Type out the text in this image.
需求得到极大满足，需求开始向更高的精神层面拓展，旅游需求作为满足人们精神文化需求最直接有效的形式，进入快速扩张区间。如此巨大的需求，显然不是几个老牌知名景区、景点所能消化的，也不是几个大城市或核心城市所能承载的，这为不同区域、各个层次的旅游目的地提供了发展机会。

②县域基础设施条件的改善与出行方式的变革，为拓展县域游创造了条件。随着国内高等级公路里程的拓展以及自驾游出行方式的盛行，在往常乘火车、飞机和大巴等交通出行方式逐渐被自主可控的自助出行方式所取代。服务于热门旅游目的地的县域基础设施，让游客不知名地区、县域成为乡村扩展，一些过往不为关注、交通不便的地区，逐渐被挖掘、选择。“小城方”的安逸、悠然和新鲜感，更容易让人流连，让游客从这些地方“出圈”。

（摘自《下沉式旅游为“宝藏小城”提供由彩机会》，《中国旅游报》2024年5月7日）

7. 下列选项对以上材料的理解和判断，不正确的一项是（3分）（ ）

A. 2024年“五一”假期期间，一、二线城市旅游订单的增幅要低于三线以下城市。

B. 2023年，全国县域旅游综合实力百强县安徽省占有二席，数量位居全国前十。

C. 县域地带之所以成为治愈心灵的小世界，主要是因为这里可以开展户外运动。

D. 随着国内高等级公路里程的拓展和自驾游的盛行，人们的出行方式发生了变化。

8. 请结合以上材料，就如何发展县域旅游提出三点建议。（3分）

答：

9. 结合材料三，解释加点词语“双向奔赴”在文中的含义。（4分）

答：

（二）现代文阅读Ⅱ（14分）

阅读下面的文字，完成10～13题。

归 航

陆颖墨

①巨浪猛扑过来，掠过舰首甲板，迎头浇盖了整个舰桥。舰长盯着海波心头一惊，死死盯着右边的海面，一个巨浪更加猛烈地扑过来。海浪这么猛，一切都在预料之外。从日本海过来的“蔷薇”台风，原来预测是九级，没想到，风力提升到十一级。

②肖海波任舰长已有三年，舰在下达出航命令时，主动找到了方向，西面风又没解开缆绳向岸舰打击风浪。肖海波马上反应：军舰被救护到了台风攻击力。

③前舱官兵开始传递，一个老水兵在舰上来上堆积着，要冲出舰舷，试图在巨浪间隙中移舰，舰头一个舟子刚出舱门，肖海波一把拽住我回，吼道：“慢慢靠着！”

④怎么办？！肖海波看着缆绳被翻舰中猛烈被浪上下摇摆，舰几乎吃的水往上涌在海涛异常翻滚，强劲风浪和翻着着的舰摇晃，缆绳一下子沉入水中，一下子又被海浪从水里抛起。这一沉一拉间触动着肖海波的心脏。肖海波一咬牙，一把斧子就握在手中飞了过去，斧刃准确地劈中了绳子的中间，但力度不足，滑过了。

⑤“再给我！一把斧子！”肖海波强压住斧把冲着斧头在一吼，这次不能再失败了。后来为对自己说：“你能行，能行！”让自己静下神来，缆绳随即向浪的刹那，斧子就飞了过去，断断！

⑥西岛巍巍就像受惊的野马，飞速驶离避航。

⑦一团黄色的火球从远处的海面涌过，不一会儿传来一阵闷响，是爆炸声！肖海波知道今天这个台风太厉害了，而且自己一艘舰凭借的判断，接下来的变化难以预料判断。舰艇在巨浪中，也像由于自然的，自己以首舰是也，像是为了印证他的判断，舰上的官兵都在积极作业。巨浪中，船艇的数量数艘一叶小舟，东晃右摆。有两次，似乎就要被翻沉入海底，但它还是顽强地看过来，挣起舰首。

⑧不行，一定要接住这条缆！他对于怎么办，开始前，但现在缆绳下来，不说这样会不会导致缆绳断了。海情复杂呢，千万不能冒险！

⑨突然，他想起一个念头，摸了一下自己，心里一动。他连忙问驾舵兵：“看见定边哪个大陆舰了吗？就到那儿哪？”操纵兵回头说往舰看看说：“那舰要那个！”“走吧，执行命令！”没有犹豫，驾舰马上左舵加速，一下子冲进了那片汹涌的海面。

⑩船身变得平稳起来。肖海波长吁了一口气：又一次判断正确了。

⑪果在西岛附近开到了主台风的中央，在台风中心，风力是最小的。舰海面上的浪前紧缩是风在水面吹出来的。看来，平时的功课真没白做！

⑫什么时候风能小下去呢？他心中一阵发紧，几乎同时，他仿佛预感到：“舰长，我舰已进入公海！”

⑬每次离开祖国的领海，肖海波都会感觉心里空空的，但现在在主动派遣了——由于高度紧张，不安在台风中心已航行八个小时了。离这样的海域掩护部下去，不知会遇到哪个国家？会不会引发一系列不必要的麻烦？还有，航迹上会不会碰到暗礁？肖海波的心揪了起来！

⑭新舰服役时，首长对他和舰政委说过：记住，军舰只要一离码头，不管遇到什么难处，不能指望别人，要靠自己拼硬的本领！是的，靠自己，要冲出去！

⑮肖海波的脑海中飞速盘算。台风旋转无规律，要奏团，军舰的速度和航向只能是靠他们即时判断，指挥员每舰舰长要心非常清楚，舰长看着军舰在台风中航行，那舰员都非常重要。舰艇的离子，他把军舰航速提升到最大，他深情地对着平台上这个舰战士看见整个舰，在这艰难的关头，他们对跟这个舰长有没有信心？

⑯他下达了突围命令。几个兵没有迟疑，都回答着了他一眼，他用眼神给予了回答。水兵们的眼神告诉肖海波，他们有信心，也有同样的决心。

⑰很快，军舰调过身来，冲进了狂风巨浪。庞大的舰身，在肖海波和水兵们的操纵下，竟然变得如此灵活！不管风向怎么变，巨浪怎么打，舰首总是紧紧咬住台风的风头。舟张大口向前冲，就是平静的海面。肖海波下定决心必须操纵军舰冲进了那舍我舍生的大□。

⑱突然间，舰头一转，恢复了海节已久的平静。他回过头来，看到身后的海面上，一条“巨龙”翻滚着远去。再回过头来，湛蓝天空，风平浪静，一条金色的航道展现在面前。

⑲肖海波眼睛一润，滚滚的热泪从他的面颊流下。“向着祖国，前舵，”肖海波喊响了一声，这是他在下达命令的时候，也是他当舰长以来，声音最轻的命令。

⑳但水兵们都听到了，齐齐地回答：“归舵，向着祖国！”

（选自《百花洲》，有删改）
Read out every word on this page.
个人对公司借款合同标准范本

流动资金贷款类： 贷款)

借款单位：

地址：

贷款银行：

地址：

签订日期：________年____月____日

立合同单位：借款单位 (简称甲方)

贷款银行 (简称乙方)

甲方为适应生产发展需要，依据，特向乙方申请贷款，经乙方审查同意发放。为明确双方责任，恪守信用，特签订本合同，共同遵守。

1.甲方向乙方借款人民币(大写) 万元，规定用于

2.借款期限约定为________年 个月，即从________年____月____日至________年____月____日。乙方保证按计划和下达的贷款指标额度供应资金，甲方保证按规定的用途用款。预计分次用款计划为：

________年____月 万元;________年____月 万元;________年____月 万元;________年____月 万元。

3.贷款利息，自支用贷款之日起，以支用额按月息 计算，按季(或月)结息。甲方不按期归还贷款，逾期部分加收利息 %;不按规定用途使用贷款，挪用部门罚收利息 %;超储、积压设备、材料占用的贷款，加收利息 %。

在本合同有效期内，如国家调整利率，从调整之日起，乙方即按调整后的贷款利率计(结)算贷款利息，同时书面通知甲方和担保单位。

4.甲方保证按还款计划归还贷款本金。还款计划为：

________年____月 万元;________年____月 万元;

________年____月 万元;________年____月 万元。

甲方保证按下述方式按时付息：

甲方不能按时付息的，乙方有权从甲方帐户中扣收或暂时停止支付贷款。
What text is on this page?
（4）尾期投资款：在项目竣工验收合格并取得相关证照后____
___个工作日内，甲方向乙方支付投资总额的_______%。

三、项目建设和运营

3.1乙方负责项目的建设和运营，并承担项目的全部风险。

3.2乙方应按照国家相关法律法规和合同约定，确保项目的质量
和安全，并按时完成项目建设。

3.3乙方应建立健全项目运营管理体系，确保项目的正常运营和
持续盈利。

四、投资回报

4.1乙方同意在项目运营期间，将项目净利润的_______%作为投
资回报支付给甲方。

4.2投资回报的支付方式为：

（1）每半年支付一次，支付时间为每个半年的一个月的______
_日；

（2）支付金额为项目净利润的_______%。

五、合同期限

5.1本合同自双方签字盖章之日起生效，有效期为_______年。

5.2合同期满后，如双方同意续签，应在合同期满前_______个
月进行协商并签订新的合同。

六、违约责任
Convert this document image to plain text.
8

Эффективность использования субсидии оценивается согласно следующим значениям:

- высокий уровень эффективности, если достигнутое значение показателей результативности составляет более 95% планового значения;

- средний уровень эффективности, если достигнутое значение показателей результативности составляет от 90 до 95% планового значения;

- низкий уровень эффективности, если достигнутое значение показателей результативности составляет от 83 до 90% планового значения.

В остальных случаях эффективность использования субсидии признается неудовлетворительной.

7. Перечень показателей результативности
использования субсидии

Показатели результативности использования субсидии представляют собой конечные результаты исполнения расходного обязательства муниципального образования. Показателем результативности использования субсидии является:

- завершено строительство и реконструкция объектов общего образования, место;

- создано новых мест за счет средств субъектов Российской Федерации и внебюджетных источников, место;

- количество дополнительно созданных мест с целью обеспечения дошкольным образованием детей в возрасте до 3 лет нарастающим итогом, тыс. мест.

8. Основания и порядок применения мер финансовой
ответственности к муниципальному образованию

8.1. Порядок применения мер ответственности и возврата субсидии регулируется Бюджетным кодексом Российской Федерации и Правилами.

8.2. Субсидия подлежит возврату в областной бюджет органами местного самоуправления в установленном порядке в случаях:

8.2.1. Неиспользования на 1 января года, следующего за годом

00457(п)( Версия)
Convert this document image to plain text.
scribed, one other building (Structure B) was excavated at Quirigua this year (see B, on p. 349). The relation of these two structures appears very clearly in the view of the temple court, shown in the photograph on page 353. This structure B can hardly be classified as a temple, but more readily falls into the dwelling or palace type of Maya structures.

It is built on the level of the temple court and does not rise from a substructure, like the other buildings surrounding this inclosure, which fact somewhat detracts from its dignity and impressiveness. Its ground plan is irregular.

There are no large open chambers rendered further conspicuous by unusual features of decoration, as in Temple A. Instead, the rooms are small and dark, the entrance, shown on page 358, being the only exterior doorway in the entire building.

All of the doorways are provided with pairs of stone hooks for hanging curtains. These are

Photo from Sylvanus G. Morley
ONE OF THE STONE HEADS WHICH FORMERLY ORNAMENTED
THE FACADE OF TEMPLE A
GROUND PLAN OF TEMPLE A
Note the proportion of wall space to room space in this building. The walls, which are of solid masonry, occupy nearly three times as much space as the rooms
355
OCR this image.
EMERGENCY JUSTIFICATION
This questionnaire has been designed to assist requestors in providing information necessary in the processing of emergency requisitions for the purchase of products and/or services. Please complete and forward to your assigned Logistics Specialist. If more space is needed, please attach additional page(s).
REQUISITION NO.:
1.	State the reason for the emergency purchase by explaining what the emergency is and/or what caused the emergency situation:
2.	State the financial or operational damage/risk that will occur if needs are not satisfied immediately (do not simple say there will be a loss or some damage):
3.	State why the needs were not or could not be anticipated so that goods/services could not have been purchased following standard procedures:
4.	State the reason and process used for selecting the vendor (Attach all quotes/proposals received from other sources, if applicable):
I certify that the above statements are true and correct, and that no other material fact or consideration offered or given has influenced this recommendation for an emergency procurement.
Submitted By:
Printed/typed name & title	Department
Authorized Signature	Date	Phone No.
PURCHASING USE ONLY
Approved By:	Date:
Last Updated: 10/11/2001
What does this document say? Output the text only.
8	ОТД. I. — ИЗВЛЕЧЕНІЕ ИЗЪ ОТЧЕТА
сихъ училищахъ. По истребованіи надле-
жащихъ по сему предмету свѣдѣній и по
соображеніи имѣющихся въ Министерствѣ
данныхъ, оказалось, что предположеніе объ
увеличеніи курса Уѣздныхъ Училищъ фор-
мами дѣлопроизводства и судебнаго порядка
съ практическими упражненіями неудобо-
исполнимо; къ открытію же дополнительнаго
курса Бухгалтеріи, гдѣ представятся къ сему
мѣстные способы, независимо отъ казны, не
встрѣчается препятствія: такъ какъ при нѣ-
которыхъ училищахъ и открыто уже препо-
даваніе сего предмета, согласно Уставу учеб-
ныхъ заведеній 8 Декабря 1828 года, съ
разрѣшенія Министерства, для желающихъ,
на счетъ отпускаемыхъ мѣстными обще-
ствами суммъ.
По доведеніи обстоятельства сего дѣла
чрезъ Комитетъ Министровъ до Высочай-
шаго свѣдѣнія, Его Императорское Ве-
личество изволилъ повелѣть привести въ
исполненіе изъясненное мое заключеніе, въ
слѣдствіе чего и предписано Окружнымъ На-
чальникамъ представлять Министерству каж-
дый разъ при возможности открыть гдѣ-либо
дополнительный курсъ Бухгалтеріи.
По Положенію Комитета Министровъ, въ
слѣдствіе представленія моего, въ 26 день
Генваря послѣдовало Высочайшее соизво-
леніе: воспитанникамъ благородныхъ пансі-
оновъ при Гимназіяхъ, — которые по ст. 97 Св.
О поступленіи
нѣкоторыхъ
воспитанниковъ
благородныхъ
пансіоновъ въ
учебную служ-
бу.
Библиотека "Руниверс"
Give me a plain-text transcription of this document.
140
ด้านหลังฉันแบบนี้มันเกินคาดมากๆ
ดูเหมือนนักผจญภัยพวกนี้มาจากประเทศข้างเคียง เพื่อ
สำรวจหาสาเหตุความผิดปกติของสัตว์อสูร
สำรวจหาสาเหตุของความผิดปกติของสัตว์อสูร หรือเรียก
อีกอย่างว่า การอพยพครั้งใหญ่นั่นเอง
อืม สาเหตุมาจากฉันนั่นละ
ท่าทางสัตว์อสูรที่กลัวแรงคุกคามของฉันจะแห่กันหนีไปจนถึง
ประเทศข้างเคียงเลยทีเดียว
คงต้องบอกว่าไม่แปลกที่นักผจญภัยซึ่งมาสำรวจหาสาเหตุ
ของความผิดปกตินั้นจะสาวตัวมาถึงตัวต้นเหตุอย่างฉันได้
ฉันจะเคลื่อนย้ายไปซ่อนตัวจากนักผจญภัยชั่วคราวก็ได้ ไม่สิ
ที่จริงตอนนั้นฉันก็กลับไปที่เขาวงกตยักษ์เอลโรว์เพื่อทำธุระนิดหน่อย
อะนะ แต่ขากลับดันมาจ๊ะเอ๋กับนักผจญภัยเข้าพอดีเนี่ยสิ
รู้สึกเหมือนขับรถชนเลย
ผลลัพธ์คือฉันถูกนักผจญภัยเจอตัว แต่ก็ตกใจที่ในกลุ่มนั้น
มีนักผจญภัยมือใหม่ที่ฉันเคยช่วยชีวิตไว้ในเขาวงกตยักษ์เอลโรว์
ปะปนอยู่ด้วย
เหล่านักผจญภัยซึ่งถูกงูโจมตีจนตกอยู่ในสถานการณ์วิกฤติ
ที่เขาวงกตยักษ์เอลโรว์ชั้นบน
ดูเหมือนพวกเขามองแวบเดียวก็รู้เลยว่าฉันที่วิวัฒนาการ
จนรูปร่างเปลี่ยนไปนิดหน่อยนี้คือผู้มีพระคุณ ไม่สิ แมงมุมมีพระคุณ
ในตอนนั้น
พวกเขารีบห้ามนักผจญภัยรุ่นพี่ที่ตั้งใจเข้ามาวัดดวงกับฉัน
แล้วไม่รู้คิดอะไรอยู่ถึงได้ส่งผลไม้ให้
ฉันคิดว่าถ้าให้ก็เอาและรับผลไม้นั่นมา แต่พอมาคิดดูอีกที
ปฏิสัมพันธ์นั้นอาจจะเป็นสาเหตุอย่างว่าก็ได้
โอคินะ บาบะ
---
WORK TO DO: Count how many lines above include the word "применения" and answer with that figure only.

ANSWER TO THIS EXERCISE: 2